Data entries
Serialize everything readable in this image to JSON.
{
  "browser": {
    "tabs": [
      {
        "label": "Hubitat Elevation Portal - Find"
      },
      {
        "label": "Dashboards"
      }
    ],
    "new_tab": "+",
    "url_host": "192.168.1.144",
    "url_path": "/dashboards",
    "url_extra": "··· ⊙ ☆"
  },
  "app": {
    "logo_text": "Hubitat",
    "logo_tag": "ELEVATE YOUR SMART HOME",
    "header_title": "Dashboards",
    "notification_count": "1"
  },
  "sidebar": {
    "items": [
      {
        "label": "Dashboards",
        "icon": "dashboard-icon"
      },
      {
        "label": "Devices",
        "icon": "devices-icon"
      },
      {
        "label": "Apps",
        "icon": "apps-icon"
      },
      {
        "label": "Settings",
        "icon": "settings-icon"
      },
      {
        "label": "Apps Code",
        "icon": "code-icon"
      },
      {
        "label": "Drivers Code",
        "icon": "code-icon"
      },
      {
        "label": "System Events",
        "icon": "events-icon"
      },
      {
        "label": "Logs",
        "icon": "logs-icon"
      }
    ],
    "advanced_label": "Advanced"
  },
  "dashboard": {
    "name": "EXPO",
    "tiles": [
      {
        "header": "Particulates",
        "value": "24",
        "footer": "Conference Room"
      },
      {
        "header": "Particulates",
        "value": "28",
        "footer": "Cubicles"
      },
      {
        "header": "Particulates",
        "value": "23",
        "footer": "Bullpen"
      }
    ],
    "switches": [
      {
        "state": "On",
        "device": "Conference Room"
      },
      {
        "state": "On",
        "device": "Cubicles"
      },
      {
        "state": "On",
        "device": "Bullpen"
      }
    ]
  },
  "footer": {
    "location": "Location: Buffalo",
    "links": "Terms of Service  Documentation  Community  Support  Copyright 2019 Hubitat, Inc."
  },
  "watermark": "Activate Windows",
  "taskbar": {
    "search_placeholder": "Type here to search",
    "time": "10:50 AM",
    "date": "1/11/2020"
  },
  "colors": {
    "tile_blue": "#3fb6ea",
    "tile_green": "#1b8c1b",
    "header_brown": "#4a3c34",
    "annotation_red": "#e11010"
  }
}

### GOAL
Go through the listing and copy all of it exactly.

### EXERCISE SOLUTION
Serialize everything readable in this image to JSON.
{
  "browser": {
    "tabs": [
      {
        "label": "Hubitat Elevation Portal - Find"
      },
      {
        "label": "Dashboards"
      }
    ],
    "new_tab": "+",
    "url_host": "192.168.1.144",
    "url_path": "/dashboards",
    "url_extra": "··· ⊙ ☆"
  },
  "app": {
    "logo_text": "Hubitat",
    "logo_tag": "ELEVATE YOUR SMART HOME",
    "header_title": "Dashboards",
    "notification_count": "1"
  },
  "sidebar": {
    "items": [
      {
        "label": "Dashboards",
        "icon": "dashboard-icon"
      },
      {
        "label": "Devices",
        "icon": "devices-icon"
      },
      {
        "label": "Apps",
        "icon": "apps-icon"
      },
      {
        "label": "Settings",
        "icon": "settings-icon"
      },
      {
        "label": "Apps Code",
        "icon": "code-icon"
      },
      {
        "label": "Drivers Code",
        "icon": "code-icon"
      },
      {
        "label": "System Events",
        "icon": "events-icon"
      },
      {
        "label": "Logs",
        "icon": "logs-icon"
      }
    ],
    "advanced_label": "Advanced"
  },
  "dashboard": {
    "name": "EXPO",
    "tiles": [
      {
        "header": "Particulates",
        "value": "24",
        "footer": "Conference Room"
      },
      {
        "header": "Particulates",
        "value": "28",
        "footer": "Cubicles"
      },
      {
        "header": "Particulates",
        "value": "23",
        "footer": "Bullpen"
      }
    ],
    "switches": [
      {
        "state": "On",
        "device": "Conference Room"
      },
      {
        "state": "On",
        "device": "Cubicles"
      },
      {
        "state": "On",
        "device": "Bullpen"
      }
    ]
  },
  "footer": {
    "location": "Location: Buffalo",
    "links": "Terms of Service  Documentation  Community  Support  Copyright 2019 Hubitat, Inc."
  },
  "watermark": "Activate Windows",
  "taskbar": {
    "search_placeholder": "Type here to search",
    "time": "10:50 AM",
    "date": "1/11/2020"
  },
  "colors": {
    "tile_blue": "#3fb6ea",
    "tile_green": "#1b8c1b",
    "header_brown": "#4a3c34",
    "annotation_red": "#e11010"
  }
}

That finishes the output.